**Exercise brief**
Please render the lines below as a JSON list of strings, with one string per line and any blank lines omitted.

**Available records**
┄┄┄┄┄┄

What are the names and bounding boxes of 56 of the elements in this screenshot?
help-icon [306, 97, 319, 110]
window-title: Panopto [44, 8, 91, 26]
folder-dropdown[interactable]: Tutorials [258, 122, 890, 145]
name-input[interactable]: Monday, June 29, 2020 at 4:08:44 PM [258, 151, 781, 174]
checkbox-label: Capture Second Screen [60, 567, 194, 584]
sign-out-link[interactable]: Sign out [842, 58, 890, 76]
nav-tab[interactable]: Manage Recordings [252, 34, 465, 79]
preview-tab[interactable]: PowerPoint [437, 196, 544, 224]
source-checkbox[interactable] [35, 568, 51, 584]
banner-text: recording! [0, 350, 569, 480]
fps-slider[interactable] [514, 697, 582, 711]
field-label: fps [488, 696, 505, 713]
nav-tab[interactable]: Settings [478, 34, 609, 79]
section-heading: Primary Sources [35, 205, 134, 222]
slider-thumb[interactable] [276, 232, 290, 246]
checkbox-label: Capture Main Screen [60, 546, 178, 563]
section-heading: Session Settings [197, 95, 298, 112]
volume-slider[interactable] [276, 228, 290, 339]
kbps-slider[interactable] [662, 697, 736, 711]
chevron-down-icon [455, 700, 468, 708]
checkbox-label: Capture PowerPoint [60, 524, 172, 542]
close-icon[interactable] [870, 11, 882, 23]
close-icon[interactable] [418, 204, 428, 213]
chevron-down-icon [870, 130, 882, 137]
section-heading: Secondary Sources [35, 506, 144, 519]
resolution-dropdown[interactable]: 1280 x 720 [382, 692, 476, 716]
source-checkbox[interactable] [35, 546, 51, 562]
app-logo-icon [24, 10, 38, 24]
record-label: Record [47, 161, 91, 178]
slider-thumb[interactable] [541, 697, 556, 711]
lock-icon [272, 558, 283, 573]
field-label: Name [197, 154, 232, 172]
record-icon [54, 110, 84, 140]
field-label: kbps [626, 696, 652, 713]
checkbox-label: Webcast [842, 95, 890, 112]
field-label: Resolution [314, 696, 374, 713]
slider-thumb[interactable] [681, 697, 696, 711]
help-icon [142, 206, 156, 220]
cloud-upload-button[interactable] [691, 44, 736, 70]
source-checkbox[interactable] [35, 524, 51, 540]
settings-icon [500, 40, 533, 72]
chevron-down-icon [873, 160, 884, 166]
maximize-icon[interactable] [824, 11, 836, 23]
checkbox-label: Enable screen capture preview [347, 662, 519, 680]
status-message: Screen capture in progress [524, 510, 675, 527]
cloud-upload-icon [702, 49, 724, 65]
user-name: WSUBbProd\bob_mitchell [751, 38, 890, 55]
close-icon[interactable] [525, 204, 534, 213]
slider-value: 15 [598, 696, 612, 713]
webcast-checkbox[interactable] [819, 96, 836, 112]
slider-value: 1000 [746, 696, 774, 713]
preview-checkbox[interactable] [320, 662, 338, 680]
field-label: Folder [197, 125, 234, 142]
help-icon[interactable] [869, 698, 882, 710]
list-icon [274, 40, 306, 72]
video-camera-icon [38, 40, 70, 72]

┄┄┄┄┄┄

**Result of this task**
[
  "What are the names and bounding boxes of 56 of the elements in this screenshot?",
  "help-icon [306, 97, 319, 110]",
  "window-title: Panopto [44, 8, 91, 26]",
  "folder-dropdown[interactable]: Tutorials [258, 122, 890, 145]",
  "name-input[interactable]: Monday, June 29, 2020 at 4:08:44 PM [258, 151, 781, 174]",
  "checkbox-label: Capture Second Screen [60, 567, 194, 584]",
  "sign-out-link[interactable]: Sign out [842, 58, 890, 76]",
  "nav-tab[interactable]: Manage Recordings [252, 34, 465, 79]",
  "preview-tab[interactable]: PowerPoint [437, 196, 544, 224]",
  "source-checkbox[interactable] [35, 568, 51, 584]",
  "banner-text: recording! [0, 350, 569, 480]",
  "fps-slider[interactable] [514, 697, 582, 711]",
  "field-label: fps [488, 696, 505, 713]",
  "nav-tab[interactable]: Settings [478, 34, 609, 79]",
  "section-heading: Primary Sources [35, 205, 134, 222]",
  "slider-thumb[interactable] [276, 232, 290, 246]",
  "checkbox-label: Capture Main Screen [60, 546, 178, 563]",
  "section-heading: Session Settings [197, 95, 298, 112]",
  "volume-slider[interactable] [276, 228, 290, 339]",
  "kbps-slider[interactable] [662, 697, 736, 711]",
  "chevron-down-icon [455, 700, 468, 708]",
  "checkbox-label: Capture PowerPoint [60, 524, 172, 542]",
  "close-icon[interactable] [870, 11, 882, 23]",
  "close-icon[interactable] [418, 204, 428, 213]",
  "chevron-down-icon [870, 130, 882, 137]",
  "section-heading: Secondary Sources [35, 506, 144, 519]",
  "resolution-dropdown[interactable]: 1280 x 720 [382, 692, 476, 716]",
  "source-checkbox[interactable] [35, 546, 51, 562]",
  "app-logo-icon [24, 10, 38, 24]",
  "record-label: Record [47, 161, 91, 178]",
  "slider-thumb[interactable] [541, 697, 556, 711]",
  "lock-icon [272, 558, 283, 573]",
  "field-label: Name [197, 154, 232, 172]",
  "record-icon [54, 110, 84, 140]",
  "field-label: kbps [626, 696, 652, 713]",
  "checkbox-label: Webcast [842, 95, 890, 112]",
  "field-label: Resolution [314, 696, 374, 713]",
  "slider-thumb[interactable] [681, 697, 696, 711]",
  "help-icon [142, 206, 156, 220]",
  "cloud-upload-button[interactable] [691, 44, 736, 70]",
  "source-checkbox[interactable] [35, 524, 51, 540]",
  "settings-icon [500, 40, 533, 72]",
  "chevron-down-icon [873, 160, 884, 166]",
  "maximize-icon[interactable] [824, 11, 836, 23]",
  "checkbox-label: Enable screen capture preview [347, 662, 519, 680]",
  "status-message: Screen capture in progress [524, 510, 675, 527]",
  "cloud-upload-icon [702, 49, 724, 65]",
  "user-name: WSUBbProd\\bob_mitchell [751, 38, 890, 55]",
  "close-icon[interactable] [525, 204, 534, 213]",
  "slider-value: 15 [598, 696, 612, 713]",
  "webcast-checkbox[interactable] [819, 96, 836, 112]",
  "slider-value: 1000 [746, 696, 774, 713]",
  "preview-checkbox[interactable] [320, 662, 338, 680]",
  "field-label: Folder [197, 125, 234, 142]",
  "help-icon[interactable] [869, 698, 882, 710]",
  "list-icon [274, 40, 306, 72]",
  "video-camera-icon [38, 40, 70, 72]"
]